-- OBJECTIF DE L'EXERCICE --
Reproduisez sans la moindre modification toutes les lignes du listing qui suit.
++++++++++++++++++++
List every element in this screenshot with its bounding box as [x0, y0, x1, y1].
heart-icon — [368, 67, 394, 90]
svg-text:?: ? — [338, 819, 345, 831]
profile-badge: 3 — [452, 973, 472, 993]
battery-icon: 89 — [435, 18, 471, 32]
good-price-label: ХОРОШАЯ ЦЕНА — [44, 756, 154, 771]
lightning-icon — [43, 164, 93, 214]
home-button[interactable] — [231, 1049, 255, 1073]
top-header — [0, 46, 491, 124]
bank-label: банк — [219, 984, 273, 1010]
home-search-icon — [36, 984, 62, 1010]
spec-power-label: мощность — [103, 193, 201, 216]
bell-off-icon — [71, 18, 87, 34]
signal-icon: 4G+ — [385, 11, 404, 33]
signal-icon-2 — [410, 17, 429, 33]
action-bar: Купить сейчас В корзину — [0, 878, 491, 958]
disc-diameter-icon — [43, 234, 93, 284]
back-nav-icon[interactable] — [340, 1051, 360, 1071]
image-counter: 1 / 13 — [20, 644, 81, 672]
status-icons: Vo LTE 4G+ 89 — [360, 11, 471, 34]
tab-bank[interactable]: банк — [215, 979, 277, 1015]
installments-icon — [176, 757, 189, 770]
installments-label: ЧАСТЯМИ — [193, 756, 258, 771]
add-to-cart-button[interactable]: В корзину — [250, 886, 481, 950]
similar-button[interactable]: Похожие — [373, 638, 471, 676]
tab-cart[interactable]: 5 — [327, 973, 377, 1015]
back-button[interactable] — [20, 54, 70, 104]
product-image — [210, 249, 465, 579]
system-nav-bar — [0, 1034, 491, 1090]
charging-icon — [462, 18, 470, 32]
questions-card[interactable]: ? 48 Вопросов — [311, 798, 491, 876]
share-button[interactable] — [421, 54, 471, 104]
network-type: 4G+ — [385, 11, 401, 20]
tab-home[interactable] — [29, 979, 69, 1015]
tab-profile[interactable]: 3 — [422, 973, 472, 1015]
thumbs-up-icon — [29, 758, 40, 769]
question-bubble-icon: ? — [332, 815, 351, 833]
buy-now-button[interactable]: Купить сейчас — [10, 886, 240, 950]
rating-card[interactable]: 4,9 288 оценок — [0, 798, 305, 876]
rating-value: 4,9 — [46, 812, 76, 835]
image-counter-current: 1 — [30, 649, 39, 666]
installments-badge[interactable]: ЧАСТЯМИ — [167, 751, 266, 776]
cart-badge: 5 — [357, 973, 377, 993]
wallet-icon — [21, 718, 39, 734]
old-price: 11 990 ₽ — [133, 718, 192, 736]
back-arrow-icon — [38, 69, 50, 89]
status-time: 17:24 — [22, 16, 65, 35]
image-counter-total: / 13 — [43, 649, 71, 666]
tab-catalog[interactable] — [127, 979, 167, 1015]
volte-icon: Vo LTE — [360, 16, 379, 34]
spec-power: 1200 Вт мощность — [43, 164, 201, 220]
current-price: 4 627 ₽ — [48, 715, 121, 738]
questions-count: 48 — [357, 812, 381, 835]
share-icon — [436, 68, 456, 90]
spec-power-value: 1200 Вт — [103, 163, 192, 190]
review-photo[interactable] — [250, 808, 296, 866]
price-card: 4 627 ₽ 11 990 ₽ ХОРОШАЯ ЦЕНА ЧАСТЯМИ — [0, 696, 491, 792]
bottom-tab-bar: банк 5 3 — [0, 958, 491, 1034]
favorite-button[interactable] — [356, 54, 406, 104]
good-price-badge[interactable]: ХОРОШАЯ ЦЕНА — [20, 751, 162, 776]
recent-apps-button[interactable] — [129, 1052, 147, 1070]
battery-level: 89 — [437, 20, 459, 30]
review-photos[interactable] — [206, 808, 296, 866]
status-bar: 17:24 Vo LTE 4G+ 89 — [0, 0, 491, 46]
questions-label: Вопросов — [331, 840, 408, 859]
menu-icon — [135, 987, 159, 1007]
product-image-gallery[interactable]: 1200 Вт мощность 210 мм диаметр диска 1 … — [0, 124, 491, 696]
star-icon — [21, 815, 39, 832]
++++++++++++++++++++
-- TÂCHE ACCOMPLIE --
List every element in this screenshot with its bounding box as [x0, y0, x1, y1].
heart-icon — [368, 67, 394, 90]
svg-text:?: ? — [338, 819, 345, 831]
profile-badge: 3 — [452, 973, 472, 993]
battery-icon: 89 — [435, 18, 471, 32]
good-price-label: ХОРОШАЯ ЦЕНА — [44, 756, 154, 771]
lightning-icon — [43, 164, 93, 214]
home-button[interactable] — [231, 1049, 255, 1073]
top-header — [0, 46, 491, 124]
bank-label: банк — [219, 984, 273, 1010]
home-search-icon — [36, 984, 62, 1010]
spec-power-label: мощность — [103, 193, 201, 216]
bell-off-icon — [71, 18, 87, 34]
signal-icon: 4G+ — [385, 11, 404, 33]
signal-icon-2 — [410, 17, 429, 33]
action-bar: Купить сейчас В корзину — [0, 878, 491, 958]
disc-diameter-icon — [43, 234, 93, 284]
back-nav-icon[interactable] — [340, 1051, 360, 1071]
image-counter: 1 / 13 — [20, 644, 81, 672]
status-icons: Vo LTE 4G+ 89 — [360, 11, 471, 34]
tab-bank[interactable]: банк — [215, 979, 277, 1015]
installments-icon — [176, 757, 189, 770]
installments-label: ЧАСТЯМИ — [193, 756, 258, 771]
add-to-cart-button[interactable]: В корзину — [250, 886, 481, 950]
similar-button[interactable]: Похожие — [373, 638, 471, 676]
tab-cart[interactable]: 5 — [327, 973, 377, 1015]
back-button[interactable] — [20, 54, 70, 104]
product-image — [210, 249, 465, 579]
system-nav-bar — [0, 1034, 491, 1090]
charging-icon — [462, 18, 470, 32]
questions-card[interactable]: ? 48 Вопросов — [311, 798, 491, 876]
share-button[interactable] — [421, 54, 471, 104]
network-type: 4G+ — [385, 11, 401, 20]
tab-home[interactable] — [29, 979, 69, 1015]
tab-profile[interactable]: 3 — [422, 973, 472, 1015]
thumbs-up-icon — [29, 758, 40, 769]
question-bubble-icon: ? — [332, 815, 351, 833]
buy-now-button[interactable]: Купить сейчас — [10, 886, 240, 950]
rating-card[interactable]: 4,9 288 оценок — [0, 798, 305, 876]
rating-value: 4,9 — [46, 812, 76, 835]
image-counter-current: 1 — [30, 649, 39, 666]
installments-badge[interactable]: ЧАСТЯМИ — [167, 751, 266, 776]
cart-badge: 5 — [357, 973, 377, 993]
wallet-icon — [21, 718, 39, 734]
old-price: 11 990 ₽ — [133, 718, 192, 736]
back-arrow-icon — [38, 69, 50, 89]
status-time: 17:24 — [22, 16, 65, 35]
image-counter-total: / 13 — [43, 649, 71, 666]
tab-catalog[interactable] — [127, 979, 167, 1015]
volte-icon: Vo LTE — [360, 16, 379, 34]
spec-power: 1200 Вт мощность — [43, 164, 201, 220]
current-price: 4 627 ₽ — [48, 715, 121, 738]
questions-count: 48 — [357, 812, 381, 835]
share-icon — [436, 68, 456, 90]
spec-power-value: 1200 Вт — [103, 163, 192, 190]
review-photo[interactable] — [250, 808, 296, 866]
price-card: 4 627 ₽ 11 990 ₽ ХОРОШАЯ ЦЕНА ЧАСТЯМИ — [0, 696, 491, 792]
bottom-tab-bar: банк 5 3 — [0, 958, 491, 1034]
favorite-button[interactable] — [356, 54, 406, 104]
good-price-badge[interactable]: ХОРОШАЯ ЦЕНА — [20, 751, 162, 776]
recent-apps-button[interactable] — [129, 1052, 147, 1070]
battery-level: 89 — [437, 20, 459, 30]
review-photos[interactable] — [206, 808, 296, 866]
status-bar: 17:24 Vo LTE 4G+ 89 — [0, 0, 491, 46]
questions-label: Вопросов — [331, 840, 408, 859]
menu-icon — [135, 987, 159, 1007]
product-image-gallery[interactable]: 1200 Вт мощность 210 мм диаметр диска 1 … — [0, 124, 491, 696]
star-icon — [21, 815, 39, 832]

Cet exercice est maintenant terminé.